▶ [Objective]: Each line of the material below that holds the word "What" needs to be copied.

▶ [Provided information]:

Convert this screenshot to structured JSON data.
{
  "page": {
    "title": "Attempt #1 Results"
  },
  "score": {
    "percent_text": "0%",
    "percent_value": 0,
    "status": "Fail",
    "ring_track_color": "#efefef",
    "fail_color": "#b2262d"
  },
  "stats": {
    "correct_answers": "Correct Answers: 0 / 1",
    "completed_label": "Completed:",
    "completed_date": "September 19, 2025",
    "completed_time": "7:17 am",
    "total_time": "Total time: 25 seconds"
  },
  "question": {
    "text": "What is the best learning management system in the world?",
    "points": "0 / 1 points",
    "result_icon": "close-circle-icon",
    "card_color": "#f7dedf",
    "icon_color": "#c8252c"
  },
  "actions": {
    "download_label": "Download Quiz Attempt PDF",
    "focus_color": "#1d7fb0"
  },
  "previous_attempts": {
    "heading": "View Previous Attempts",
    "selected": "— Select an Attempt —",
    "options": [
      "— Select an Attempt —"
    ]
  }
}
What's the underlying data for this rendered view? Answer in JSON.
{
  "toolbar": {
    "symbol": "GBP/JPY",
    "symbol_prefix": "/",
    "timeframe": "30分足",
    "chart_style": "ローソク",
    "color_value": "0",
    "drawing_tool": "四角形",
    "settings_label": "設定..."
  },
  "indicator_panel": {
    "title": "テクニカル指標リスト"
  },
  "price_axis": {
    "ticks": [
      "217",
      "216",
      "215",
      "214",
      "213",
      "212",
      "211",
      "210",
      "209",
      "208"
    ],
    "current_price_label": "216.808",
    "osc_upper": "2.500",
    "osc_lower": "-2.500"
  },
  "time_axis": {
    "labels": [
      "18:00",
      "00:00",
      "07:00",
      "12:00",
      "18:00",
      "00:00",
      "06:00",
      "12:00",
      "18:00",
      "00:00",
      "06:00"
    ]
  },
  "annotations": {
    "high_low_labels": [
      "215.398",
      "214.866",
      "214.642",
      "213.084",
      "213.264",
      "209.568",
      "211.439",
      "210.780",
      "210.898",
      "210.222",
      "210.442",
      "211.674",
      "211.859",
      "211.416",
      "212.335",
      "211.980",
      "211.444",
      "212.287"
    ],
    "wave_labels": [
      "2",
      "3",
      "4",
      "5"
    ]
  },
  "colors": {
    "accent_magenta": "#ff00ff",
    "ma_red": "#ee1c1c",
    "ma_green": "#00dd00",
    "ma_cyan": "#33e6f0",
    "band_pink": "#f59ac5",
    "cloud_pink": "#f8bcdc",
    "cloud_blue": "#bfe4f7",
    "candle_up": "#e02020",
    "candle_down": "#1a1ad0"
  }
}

▶ [Output for this exercise]:
    "text": "What is the best learning management system in the world?",
What's the underlying data for this rendered view? Answer in JSON.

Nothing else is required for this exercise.